Rows from a dataset:
++++++
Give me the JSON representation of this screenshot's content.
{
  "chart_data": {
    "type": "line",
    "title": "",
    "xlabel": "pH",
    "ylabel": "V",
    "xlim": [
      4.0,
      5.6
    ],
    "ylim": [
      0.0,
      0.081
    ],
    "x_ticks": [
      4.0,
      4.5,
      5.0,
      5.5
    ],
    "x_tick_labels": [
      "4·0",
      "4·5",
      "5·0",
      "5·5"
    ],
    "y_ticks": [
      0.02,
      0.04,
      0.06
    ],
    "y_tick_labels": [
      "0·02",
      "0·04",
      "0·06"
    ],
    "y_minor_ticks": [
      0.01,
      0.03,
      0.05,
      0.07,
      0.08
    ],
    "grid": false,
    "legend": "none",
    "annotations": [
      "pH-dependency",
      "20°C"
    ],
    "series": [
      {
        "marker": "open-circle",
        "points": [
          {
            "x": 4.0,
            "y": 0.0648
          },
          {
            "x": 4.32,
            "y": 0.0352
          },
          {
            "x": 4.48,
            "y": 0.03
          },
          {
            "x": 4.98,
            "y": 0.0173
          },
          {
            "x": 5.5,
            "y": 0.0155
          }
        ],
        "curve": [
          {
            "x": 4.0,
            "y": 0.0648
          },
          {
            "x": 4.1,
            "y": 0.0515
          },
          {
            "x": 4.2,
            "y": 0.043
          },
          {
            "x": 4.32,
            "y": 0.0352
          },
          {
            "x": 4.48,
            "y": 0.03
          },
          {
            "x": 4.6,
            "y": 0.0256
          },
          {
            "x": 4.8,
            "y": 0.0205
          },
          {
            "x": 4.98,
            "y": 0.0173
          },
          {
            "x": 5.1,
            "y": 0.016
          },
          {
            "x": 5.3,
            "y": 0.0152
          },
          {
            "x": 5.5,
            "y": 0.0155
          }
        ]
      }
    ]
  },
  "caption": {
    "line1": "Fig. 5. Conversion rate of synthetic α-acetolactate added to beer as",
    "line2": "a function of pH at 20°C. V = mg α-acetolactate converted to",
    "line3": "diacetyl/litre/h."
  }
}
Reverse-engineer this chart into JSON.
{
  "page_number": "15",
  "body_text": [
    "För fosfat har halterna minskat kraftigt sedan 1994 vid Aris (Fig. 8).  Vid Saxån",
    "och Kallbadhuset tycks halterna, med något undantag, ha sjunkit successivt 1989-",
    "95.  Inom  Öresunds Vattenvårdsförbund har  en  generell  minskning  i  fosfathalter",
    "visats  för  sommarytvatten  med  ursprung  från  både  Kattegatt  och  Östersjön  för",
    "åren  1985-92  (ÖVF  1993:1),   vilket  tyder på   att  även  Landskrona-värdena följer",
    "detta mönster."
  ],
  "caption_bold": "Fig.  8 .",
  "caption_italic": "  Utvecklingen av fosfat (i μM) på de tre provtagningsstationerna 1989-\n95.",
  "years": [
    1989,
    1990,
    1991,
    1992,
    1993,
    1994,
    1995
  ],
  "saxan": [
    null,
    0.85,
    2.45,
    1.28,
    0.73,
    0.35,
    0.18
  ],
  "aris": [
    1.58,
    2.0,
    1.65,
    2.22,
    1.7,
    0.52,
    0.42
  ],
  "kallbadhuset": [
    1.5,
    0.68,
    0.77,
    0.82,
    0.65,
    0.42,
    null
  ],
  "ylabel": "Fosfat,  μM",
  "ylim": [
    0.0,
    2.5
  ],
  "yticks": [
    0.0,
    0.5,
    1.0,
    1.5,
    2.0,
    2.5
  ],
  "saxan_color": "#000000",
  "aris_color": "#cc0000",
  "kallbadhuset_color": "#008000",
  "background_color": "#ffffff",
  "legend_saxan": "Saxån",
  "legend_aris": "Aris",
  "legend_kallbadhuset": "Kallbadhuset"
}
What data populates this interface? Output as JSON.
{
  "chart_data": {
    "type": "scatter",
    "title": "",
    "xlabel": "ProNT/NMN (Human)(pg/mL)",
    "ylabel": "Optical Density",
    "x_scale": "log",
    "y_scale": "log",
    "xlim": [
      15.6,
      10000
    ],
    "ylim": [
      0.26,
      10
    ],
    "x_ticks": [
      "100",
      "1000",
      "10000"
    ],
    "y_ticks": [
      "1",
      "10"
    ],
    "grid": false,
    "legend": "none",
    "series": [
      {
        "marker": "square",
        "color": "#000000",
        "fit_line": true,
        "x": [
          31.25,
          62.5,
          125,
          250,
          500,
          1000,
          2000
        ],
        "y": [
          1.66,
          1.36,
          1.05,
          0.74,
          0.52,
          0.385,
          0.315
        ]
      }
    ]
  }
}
++++++
Directive:
Output each entry precisely as given.

Exercise answer:
Give me the JSON representation of this screenshot's content.
{
  "chart_data": {
    "type": "line",
    "title": "",
    "xlabel": "pH",
    "ylabel": "V",
    "xlim": [
      4.0,
      5.6
    ],
    "ylim": [
      0.0,
      0.081
    ],
    "x_ticks": [
      4.0,
      4.5,
      5.0,
      5.5
    ],
    "x_tick_labels": [
      "4·0",
      "4·5",
      "5·0",
      "5·5"
    ],
    "y_ticks": [
      0.02,
      0.04,
      0.06
    ],
    "y_tick_labels": [
      "0·02",
      "0·04",
      "0·06"
    ],
    "y_minor_ticks": [
      0.01,
      0.03,
      0.05,
      0.07,
      0.08
    ],
    "grid": false,
    "legend": "none",
    "annotations": [
      "pH-dependency",
      "20°C"
    ],
    "series": [
      {
        "marker": "open-circle",
        "points": [
          {
            "x": 4.0,
            "y": 0.0648
          },
          {
            "x": 4.32,
            "y": 0.0352
          },
          {
            "x": 4.48,
            "y": 0.03
          },
          {
            "x": 4.98,
            "y": 0.0173
          },
          {
            "x": 5.5,
            "y": 0.0155
          }
        ],
        "curve": [
          {
            "x": 4.0,
            "y": 0.0648
          },
          {
            "x": 4.1,
            "y": 0.0515
          },
          {
            "x": 4.2,
            "y": 0.043
          },
          {
            "x": 4.32,
            "y": 0.0352
          },
          {
            "x": 4.48,
            "y": 0.03
          },
          {
            "x": 4.6,
            "y": 0.0256
          },
          {
            "x": 4.8,
            "y": 0.0205
          },
          {
            "x": 4.98,
            "y": 0.0173
          },
          {
            "x": 5.1,
            "y": 0.016
          },
          {
            "x": 5.3,
            "y": 0.0152
          },
          {
            "x": 5.5,
            "y": 0.0155
          }
        ]
      }
    ]
  },
  "caption": {
    "line1": "Fig. 5. Conversion rate of synthetic α-acetolactate added to beer as",
    "line2": "a function of pH at 20°C. V = mg α-acetolactate converted to",
    "line3": "diacetyl/litre/h."
  }
}
Reverse-engineer this chart into JSON.
{
  "page_number": "15",
  "body_text": [
    "För fosfat har halterna minskat kraftigt sedan 1994 vid Aris (Fig. 8).  Vid Saxån",
    "och Kallbadhuset tycks halterna, med något undantag, ha sjunkit successivt 1989-",
    "95.  Inom  Öresunds Vattenvårdsförbund har  en  generell  minskning  i  fosfathalter",
    "visats  för  sommarytvatten  med  ursprung  från  både  Kattegatt  och  Östersjön  för",
    "åren  1985-92  (ÖVF  1993:1),   vilket  tyder på   att  även  Landskrona-värdena följer",
    "detta mönster."
  ],
  "caption_bold": "Fig.  8 .",
  "caption_italic": "  Utvecklingen av fosfat (i μM) på de tre provtagningsstationerna 1989-\n95.",
  "years": [
    1989,
    1990,
    1991,
    1992,
    1993,
    1994,
    1995
  ],
  "saxan": [
    null,
    0.85,
    2.45,
    1.28,
    0.73,
    0.35,
    0.18
  ],
  "aris": [
    1.58,
    2.0,
    1.65,
    2.22,
    1.7,
    0.52,
    0.42
  ],
  "kallbadhuset": [
    1.5,
    0.68,
    0.77,
    0.82,
    0.65,
    0.42,
    null
  ],
  "ylabel": "Fosfat,  μM",
  "ylim": [
    0.0,
    2.5
  ],
  "yticks": [
    0.0,
    0.5,
    1.0,
    1.5,
    2.0,
    2.5
  ],
  "saxan_color": "#000000",
  "aris_color": "#cc0000",
  "kallbadhuset_color": "#008000",
  "background_color": "#ffffff",
  "legend_saxan": "Saxån",
  "legend_aris": "Aris",
  "legend_kallbadhuset": "Kallbadhuset"
}
What data populates this interface? Output as JSON.
{
  "chart_data": {
    "type": "scatter",
    "title": "",
    "xlabel": "ProNT/NMN (Human)(pg/mL)",
    "ylabel": "Optical Density",
    "x_scale": "log",
    "y_scale": "log",
    "xlim": [
      15.6,
      10000
    ],
    "ylim": [
      0.26,
      10
    ],
    "x_ticks": [
      "100",
      "1000",
      "10000"
    ],
    "y_ticks": [
      "1",
      "10"
    ],
    "grid": false,
    "legend": "none",
    "series": [
      {
        "marker": "square",
        "color": "#000000",
        "fit_line": true,
        "x": [
          31.25,
          62.5,
          125,
          250,
          500,
          1000,
          2000
        ],
        "y": [
          1.66,
          1.36,
          1.05,
          0.74,
          0.52,
          0.385,
          0.315
        ]
      }
    ]
  }
}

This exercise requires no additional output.